[Extracted data start]

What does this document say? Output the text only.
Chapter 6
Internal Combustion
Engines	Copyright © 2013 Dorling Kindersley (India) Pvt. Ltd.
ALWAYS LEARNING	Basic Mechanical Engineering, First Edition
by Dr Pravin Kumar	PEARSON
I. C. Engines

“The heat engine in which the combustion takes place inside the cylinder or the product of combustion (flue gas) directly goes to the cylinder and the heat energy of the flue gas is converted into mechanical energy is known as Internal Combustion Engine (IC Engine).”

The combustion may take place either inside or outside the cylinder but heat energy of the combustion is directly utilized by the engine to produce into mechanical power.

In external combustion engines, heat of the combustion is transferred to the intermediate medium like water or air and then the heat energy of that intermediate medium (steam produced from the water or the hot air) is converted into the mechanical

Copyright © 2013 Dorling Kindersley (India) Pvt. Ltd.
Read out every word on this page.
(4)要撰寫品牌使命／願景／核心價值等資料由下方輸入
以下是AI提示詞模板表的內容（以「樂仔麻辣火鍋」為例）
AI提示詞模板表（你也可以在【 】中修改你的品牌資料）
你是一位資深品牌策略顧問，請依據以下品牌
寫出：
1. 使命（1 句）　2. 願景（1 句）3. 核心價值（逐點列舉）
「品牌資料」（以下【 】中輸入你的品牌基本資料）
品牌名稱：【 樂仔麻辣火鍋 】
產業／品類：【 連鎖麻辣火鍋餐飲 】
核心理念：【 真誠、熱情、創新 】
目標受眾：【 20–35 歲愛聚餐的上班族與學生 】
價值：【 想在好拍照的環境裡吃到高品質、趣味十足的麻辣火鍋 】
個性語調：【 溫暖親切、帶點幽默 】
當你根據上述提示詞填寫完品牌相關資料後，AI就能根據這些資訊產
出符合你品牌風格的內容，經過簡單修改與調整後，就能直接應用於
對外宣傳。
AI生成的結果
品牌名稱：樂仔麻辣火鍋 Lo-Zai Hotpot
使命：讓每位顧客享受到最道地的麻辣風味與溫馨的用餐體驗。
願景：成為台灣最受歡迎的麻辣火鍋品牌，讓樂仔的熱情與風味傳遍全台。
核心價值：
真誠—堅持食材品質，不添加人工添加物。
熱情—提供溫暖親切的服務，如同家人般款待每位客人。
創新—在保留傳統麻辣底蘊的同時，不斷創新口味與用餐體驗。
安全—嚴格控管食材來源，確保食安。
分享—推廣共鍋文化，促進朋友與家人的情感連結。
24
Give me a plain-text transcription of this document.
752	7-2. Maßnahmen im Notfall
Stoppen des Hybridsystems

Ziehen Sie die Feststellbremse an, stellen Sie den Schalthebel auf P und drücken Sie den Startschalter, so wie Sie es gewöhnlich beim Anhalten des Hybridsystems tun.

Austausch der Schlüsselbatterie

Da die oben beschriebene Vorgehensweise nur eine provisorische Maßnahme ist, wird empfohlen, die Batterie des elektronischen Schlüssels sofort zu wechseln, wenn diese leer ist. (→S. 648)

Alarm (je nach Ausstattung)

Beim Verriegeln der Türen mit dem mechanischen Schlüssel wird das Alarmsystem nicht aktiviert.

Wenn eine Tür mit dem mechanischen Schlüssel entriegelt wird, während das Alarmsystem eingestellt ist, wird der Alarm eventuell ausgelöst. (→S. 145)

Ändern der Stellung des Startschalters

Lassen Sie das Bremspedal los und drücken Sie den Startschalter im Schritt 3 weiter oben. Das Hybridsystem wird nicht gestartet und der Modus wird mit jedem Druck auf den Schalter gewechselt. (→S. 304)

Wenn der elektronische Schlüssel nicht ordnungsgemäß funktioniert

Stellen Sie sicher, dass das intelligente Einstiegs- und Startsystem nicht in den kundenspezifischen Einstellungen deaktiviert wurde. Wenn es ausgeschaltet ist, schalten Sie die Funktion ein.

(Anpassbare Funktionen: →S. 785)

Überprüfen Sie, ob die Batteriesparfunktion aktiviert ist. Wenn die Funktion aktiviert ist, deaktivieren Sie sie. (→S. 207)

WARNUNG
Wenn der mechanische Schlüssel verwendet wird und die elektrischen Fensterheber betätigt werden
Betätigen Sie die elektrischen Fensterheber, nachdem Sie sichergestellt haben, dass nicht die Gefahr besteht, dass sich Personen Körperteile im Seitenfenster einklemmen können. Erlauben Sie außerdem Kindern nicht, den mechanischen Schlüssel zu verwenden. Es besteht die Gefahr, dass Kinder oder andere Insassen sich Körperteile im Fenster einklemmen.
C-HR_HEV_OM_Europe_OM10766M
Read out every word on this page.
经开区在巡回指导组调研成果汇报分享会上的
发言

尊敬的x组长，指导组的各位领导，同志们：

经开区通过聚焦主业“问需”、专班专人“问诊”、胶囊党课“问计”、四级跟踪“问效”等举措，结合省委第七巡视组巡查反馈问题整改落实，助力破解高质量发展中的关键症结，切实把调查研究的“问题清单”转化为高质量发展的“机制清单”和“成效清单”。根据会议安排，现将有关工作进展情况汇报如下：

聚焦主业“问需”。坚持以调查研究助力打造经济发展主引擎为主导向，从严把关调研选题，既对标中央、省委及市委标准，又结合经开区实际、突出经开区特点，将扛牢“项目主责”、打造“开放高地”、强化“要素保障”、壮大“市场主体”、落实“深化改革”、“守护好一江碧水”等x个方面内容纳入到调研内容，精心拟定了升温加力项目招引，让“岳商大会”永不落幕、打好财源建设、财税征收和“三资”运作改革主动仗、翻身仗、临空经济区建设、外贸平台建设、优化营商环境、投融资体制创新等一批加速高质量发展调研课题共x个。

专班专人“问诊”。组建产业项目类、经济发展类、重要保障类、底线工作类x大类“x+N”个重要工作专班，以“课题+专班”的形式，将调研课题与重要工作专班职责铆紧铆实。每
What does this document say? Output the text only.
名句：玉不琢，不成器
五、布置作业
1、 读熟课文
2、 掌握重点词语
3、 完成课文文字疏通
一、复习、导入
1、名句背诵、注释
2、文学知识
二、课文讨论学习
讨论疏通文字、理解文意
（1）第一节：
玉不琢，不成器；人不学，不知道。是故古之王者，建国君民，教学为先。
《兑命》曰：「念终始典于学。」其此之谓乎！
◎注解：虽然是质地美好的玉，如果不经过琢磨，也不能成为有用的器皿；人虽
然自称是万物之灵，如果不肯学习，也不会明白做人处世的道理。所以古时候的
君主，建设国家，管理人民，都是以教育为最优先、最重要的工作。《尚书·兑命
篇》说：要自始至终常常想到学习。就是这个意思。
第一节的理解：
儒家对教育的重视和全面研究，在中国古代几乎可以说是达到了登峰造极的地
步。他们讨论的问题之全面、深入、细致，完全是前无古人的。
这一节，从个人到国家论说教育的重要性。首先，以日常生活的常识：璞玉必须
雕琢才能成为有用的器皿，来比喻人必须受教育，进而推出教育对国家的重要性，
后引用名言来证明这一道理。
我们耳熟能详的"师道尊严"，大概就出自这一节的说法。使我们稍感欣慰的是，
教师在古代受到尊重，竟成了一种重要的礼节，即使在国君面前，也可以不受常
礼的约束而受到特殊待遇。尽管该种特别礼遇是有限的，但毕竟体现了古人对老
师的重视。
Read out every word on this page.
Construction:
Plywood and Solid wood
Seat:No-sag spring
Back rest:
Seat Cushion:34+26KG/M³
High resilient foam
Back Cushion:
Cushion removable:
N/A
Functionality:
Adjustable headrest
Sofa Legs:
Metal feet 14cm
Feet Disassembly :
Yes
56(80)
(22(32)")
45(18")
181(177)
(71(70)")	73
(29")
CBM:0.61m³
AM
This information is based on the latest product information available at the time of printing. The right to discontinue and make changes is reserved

[Extracted data end]

▸ Stated goal
Every record shown above should be written out again exactly.

▸ Response to this task
What does this document say? Output the text only.
Chapter 6
Internal Combustion
Engines	Copyright © 2013 Dorling Kindersley (India) Pvt. Ltd.
ALWAYS LEARNING	Basic Mechanical Engineering, First Edition
by Dr Pravin Kumar	PEARSON
I. C. Engines

“The heat engine in which the combustion takes place inside the cylinder or the product of combustion (flue gas) directly goes to the cylinder and the heat energy of the flue gas is converted into mechanical energy is known as Internal Combustion Engine (IC Engine).”

The combustion may take place either inside or outside the cylinder but heat energy of the combustion is directly utilized by the engine to produce into mechanical power.

In external combustion engines, heat of the combustion is transferred to the intermediate medium like water or air and then the heat energy of that intermediate medium (steam produced from the water or the hot air) is converted into the mechanical

Copyright © 2013 Dorling Kindersley (India) Pvt. Ltd.
Read out every word on this page.
(4)要撰寫品牌使命／願景／核心價值等資料由下方輸入
以下是AI提示詞模板表的內容（以「樂仔麻辣火鍋」為例）
AI提示詞模板表（你也可以在【 】中修改你的品牌資料）
你是一位資深品牌策略顧問，請依據以下品牌
寫出：
1. 使命（1 句）　2. 願景（1 句）3. 核心價值（逐點列舉）
「品牌資料」（以下【 】中輸入你的品牌基本資料）
品牌名稱：【 樂仔麻辣火鍋 】
產業／品類：【 連鎖麻辣火鍋餐飲 】
核心理念：【 真誠、熱情、創新 】
目標受眾：【 20–35 歲愛聚餐的上班族與學生 】
價值：【 想在好拍照的環境裡吃到高品質、趣味十足的麻辣火鍋 】
個性語調：【 溫暖親切、帶點幽默 】
當你根據上述提示詞填寫完品牌相關資料後，AI就能根據這些資訊產
出符合你品牌風格的內容，經過簡單修改與調整後，就能直接應用於
對外宣傳。
AI生成的結果
品牌名稱：樂仔麻辣火鍋 Lo-Zai Hotpot
使命：讓每位顧客享受到最道地的麻辣風味與溫馨的用餐體驗。
願景：成為台灣最受歡迎的麻辣火鍋品牌，讓樂仔的熱情與風味傳遍全台。
核心價值：
真誠—堅持食材品質，不添加人工添加物。
熱情—提供溫暖親切的服務，如同家人般款待每位客人。
創新—在保留傳統麻辣底蘊的同時，不斷創新口味與用餐體驗。
安全—嚴格控管食材來源，確保食安。
分享—推廣共鍋文化，促進朋友與家人的情感連結。
24
Give me a plain-text transcription of this document.
752	7-2. Maßnahmen im Notfall
Stoppen des Hybridsystems

Ziehen Sie die Feststellbremse an, stellen Sie den Schalthebel auf P und drücken Sie den Startschalter, so wie Sie es gewöhnlich beim Anhalten des Hybridsystems tun.

Austausch der Schlüsselbatterie

Da die oben beschriebene Vorgehensweise nur eine provisorische Maßnahme ist, wird empfohlen, die Batterie des elektronischen Schlüssels sofort zu wechseln, wenn diese leer ist. (→S. 648)

Alarm (je nach Ausstattung)

Beim Verriegeln der Türen mit dem mechanischen Schlüssel wird das Alarmsystem nicht aktiviert.

Wenn eine Tür mit dem mechanischen Schlüssel entriegelt wird, während das Alarmsystem eingestellt ist, wird der Alarm eventuell ausgelöst. (→S. 145)

Ändern der Stellung des Startschalters

Lassen Sie das Bremspedal los und drücken Sie den Startschalter im Schritt 3 weiter oben. Das Hybridsystem wird nicht gestartet und der Modus wird mit jedem Druck auf den Schalter gewechselt. (→S. 304)

Wenn der elektronische Schlüssel nicht ordnungsgemäß funktioniert

Stellen Sie sicher, dass das intelligente Einstiegs- und Startsystem nicht in den kundenspezifischen Einstellungen deaktiviert wurde. Wenn es ausgeschaltet ist, schalten Sie die Funktion ein.

(Anpassbare Funktionen: →S. 785)

Überprüfen Sie, ob die Batteriesparfunktion aktiviert ist. Wenn die Funktion aktiviert ist, deaktivieren Sie sie. (→S. 207)

WARNUNG
Wenn der mechanische Schlüssel verwendet wird und die elektrischen Fensterheber betätigt werden
Betätigen Sie die elektrischen Fensterheber, nachdem Sie sichergestellt haben, dass nicht die Gefahr besteht, dass sich Personen Körperteile im Seitenfenster einklemmen können. Erlauben Sie außerdem Kindern nicht, den mechanischen Schlüssel zu verwenden. Es besteht die Gefahr, dass Kinder oder andere Insassen sich Körperteile im Fenster einklemmen.
C-HR_HEV_OM_Europe_OM10766M
Read out every word on this page.
经开区在巡回指导组调研成果汇报分享会上的
发言

尊敬的x组长，指导组的各位领导，同志们：

经开区通过聚焦主业“问需”、专班专人“问诊”、胶囊党课“问计”、四级跟踪“问效”等举措，结合省委第七巡视组巡查反馈问题整改落实，助力破解高质量发展中的关键症结，切实把调查研究的“问题清单”转化为高质量发展的“机制清单”和“成效清单”。根据会议安排，现将有关工作进展情况汇报如下：

聚焦主业“问需”。坚持以调查研究助力打造经济发展主引擎为主导向，从严把关调研选题，既对标中央、省委及市委标准，又结合经开区实际、突出经开区特点，将扛牢“项目主责”、打造“开放高地”、强化“要素保障”、壮大“市场主体”、落实“深化改革”、“守护好一江碧水”等x个方面内容纳入到调研内容，精心拟定了升温加力项目招引，让“岳商大会”永不落幕、打好财源建设、财税征收和“三资”运作改革主动仗、翻身仗、临空经济区建设、外贸平台建设、优化营商环境、投融资体制创新等一批加速高质量发展调研课题共x个。

专班专人“问诊”。组建产业项目类、经济发展类、重要保障类、底线工作类x大类“x+N”个重要工作专班，以“课题+专班”的形式，将调研课题与重要工作专班职责铆紧铆实。每
What does this document say? Output the text only.
名句：玉不琢，不成器
五、布置作业
1、 读熟课文
2、 掌握重点词语
3、 完成课文文字疏通
一、复习、导入
1、名句背诵、注释
2、文学知识
二、课文讨论学习
讨论疏通文字、理解文意
（1）第一节：
玉不琢，不成器；人不学，不知道。是故古之王者，建国君民，教学为先。
《兑命》曰：「念终始典于学。」其此之谓乎！
◎注解：虽然是质地美好的玉，如果不经过琢磨，也不能成为有用的器皿；人虽
然自称是万物之灵，如果不肯学习，也不会明白做人处世的道理。所以古时候的
君主，建设国家，管理人民，都是以教育为最优先、最重要的工作。《尚书·兑命
篇》说：要自始至终常常想到学习。就是这个意思。
第一节的理解：
儒家对教育的重视和全面研究，在中国古代几乎可以说是达到了登峰造极的地
步。他们讨论的问题之全面、深入、细致，完全是前无古人的。
这一节，从个人到国家论说教育的重要性。首先，以日常生活的常识：璞玉必须
雕琢才能成为有用的器皿，来比喻人必须受教育，进而推出教育对国家的重要性，
后引用名言来证明这一道理。
我们耳熟能详的"师道尊严"，大概就出自这一节的说法。使我们稍感欣慰的是，
教师在古代受到尊重，竟成了一种重要的礼节，即使在国君面前，也可以不受常
礼的约束而受到特殊待遇。尽管该种特别礼遇是有限的，但毕竟体现了古人对老
师的重视。
Read out every word on this page.
Construction:
Plywood and Solid wood
Seat:No-sag spring
Back rest:
Seat Cushion:34+26KG/M³
High resilient foam
Back Cushion:
Cushion removable:
N/A
Functionality:
Adjustable headrest
Sofa Legs:
Metal feet 14cm
Feet Disassembly :
Yes
56(80)
(22(32)")
45(18")
181(177)
(71(70)")	73
(29")
CBM:0.61m³
AM
This information is based on the latest product information available at the time of printing. The right to discontinue and make changes is reserved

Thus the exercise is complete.